**** Passage

While Sigmon was soaking his sore-for-the-tour legs in the YMCA hot tub, I had Rage Against The Machine’s Bulls On Parade on repeat as I pushed through a workout designed to clear my mind by exhausting my body. The ol’ too weak to give two sh__s approach.

 

After the gym, we carpooled up to Selkirk, Manitoba where the event was to occur.

 

As I stepped out of the car, I was greeted by my opponent for the night.

 

“Hey, I don’t know if you remember me from the bar… Like I don’t know how drunk you were, but we met. I’m Brian Rich.” Brian Rich told me.

 

“Yeah, man, you had some ideas. I remember.” I said.

 

He seemed to see this as an opening and said, “Yeah! I was thinking that maybe-”

 

“One step at a time, bro. Let’s set up the ring, then talk.” I interrupted.

 

His face was waving a flag of disappointment as he nodded in agreement. He seemed to be more disappointed in himself than he was at my maternal “not right now, honey”, which made me feel a bit like a dildo; not quite a d__k but d__k-ish enough.

********
**** Data for processing

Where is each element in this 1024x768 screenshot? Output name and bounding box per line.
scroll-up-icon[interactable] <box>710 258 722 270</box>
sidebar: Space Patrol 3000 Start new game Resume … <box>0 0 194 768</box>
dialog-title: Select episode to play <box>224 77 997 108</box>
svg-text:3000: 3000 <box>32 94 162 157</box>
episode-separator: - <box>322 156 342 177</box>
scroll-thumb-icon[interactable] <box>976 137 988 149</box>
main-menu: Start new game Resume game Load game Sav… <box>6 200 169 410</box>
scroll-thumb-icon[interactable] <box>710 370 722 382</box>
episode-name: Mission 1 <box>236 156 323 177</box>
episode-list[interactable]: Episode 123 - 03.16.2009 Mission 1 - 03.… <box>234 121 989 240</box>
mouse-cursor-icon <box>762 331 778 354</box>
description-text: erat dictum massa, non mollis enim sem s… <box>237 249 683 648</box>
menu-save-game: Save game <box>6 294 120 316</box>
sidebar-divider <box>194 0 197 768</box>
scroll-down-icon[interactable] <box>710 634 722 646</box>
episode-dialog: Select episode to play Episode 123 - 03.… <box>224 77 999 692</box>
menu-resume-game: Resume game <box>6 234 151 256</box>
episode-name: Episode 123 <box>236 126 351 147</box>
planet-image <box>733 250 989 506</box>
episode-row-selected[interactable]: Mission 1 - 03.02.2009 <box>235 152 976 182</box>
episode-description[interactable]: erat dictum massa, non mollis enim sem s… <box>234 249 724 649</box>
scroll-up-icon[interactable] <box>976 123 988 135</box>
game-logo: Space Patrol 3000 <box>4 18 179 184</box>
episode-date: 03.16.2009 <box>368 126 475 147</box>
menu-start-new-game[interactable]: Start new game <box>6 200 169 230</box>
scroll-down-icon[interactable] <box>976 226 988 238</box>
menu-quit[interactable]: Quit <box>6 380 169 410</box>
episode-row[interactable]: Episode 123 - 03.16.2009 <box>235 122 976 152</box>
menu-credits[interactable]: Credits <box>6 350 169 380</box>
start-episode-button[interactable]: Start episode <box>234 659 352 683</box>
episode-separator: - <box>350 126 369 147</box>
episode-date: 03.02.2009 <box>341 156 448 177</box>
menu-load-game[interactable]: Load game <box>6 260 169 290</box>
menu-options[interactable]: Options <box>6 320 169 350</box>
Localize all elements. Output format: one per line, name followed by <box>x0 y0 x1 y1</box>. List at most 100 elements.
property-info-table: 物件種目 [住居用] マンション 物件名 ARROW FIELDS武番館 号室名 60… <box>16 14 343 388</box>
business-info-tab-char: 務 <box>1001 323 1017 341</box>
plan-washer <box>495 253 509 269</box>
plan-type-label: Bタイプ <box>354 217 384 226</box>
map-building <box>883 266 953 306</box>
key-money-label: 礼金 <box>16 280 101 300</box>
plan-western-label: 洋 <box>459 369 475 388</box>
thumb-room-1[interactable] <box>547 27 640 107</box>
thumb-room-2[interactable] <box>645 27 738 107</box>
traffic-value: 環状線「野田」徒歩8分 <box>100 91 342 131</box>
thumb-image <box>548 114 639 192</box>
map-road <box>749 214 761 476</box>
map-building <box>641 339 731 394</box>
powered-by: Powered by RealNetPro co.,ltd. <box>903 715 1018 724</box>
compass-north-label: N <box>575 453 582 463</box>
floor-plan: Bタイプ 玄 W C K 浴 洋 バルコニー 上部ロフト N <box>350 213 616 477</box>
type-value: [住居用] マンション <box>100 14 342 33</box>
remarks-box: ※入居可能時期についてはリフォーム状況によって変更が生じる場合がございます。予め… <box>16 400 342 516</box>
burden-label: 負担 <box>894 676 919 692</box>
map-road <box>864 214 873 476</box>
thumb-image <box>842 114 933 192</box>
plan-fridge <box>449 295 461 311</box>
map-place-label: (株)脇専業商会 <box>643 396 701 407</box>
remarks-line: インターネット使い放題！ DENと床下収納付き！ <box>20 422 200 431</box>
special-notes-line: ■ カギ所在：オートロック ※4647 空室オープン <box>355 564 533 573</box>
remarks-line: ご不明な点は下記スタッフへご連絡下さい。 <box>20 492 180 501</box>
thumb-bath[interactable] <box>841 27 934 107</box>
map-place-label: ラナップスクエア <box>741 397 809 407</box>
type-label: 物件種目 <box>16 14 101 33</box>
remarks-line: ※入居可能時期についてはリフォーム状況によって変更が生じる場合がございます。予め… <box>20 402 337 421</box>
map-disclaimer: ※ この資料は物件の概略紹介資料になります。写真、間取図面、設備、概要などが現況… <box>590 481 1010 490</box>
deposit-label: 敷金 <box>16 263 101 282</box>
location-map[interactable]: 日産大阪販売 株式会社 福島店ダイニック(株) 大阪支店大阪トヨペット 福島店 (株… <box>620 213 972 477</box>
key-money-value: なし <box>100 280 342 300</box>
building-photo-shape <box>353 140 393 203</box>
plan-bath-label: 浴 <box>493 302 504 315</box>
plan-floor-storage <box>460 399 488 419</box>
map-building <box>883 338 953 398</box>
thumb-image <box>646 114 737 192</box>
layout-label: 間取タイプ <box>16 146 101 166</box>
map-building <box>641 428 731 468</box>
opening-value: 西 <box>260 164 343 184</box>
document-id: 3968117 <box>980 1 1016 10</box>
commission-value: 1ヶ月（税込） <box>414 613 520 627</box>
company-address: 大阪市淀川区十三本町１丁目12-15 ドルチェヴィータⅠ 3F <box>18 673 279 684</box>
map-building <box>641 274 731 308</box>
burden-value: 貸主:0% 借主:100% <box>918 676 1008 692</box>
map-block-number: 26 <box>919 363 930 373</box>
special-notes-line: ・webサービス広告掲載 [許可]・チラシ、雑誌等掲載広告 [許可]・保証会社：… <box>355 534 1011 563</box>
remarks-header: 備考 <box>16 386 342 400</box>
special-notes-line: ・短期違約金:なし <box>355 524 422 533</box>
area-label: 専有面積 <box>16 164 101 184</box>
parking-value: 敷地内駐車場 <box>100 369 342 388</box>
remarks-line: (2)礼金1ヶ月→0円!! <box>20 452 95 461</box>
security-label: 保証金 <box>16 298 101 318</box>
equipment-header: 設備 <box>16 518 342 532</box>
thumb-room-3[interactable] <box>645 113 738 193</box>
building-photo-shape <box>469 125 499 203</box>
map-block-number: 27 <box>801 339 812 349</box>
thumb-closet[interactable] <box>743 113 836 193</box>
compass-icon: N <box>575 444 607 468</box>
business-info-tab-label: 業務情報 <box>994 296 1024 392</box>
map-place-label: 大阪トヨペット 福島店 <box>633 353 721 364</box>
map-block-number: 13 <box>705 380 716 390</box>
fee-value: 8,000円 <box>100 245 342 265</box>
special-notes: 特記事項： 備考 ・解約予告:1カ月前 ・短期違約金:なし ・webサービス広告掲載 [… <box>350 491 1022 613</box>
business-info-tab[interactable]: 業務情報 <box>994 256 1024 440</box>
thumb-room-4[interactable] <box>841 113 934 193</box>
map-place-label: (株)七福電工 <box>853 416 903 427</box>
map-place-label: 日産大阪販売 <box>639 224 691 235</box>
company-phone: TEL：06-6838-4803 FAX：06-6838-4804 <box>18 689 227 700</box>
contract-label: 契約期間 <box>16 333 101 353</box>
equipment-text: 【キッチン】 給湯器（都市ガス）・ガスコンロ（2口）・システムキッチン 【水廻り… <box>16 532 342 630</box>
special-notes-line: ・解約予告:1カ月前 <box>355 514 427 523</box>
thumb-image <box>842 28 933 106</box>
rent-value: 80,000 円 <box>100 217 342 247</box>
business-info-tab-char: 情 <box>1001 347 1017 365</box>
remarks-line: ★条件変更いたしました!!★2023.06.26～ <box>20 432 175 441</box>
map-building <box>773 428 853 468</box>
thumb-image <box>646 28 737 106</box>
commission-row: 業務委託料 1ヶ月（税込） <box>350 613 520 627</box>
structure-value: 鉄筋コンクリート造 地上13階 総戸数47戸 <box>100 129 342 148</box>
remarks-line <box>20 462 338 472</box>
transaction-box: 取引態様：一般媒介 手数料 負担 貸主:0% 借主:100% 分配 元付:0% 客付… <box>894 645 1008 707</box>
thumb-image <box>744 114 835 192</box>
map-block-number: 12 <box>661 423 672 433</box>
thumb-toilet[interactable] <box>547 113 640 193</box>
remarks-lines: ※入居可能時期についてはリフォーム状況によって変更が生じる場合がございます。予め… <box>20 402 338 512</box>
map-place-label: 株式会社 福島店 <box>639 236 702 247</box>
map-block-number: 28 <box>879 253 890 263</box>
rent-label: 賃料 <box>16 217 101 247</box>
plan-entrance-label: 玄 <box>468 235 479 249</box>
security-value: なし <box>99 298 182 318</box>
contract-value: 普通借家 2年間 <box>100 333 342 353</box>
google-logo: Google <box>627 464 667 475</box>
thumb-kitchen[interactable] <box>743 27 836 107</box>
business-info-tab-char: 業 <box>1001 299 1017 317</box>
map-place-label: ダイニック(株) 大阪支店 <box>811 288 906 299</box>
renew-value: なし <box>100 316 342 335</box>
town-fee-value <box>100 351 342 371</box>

********

● **To be done**:
[1] From the passage about the night at Selkirk, extract the words starting with "While Sigmon was" and going on through "two sh__s approach.".
[2] Put the records into a numbered list, starting with their first line and going on through the line with "sidebar-divider <box>194 0 197 768</box>", and leave out any blank lines.

● **Task responses**:
[1]
While Sigmon was soaking his sore-for-the-tour legs in the YMCA hot tub, I had Rage Against The Machine’s Bulls On Parade on repeat as I pushed through a workout designed to clear my mind by exhausting my body. The ol’ too weak to give two sh__s approach.

[2]
1. Where is each element in this 1024x768 screenshot? Output name and bounding box per line.
2. scroll-up-icon[interactable] <box>710 258 722 270</box>
3. sidebar: Space Patrol 3000 Start new game Resume … <box>0 0 194 768</box>
4. dialog-title: Select episode to play <box>224 77 997 108</box>
5. svg-text:3000: 3000 <box>32 94 162 157</box>
6. episode-separator: - <box>322 156 342 177</box>
7. scroll-thumb-icon[interactable] <box>976 137 988 149</box>
8. main-menu: Start new game Resume game Load game Sav… <box>6 200 169 410</box>
9. scroll-thumb-icon[interactable] <box>710 370 722 382</box>
10. episode-name: Mission 1 <box>236 156 323 177</box>
11. episode-list[interactable]: Episode 123 - 03.16.2009 Mission 1 - 03.… <box>234 121 989 240</box>
12. mouse-cursor-icon <box>762 331 778 354</box>
13. description-text: erat dictum massa, non mollis enim sem s… <box>237 249 683 648</box>
14. menu-save-game: Save game <box>6 294 120 316</box>
15. sidebar-divider <box>194 0 197 768</box>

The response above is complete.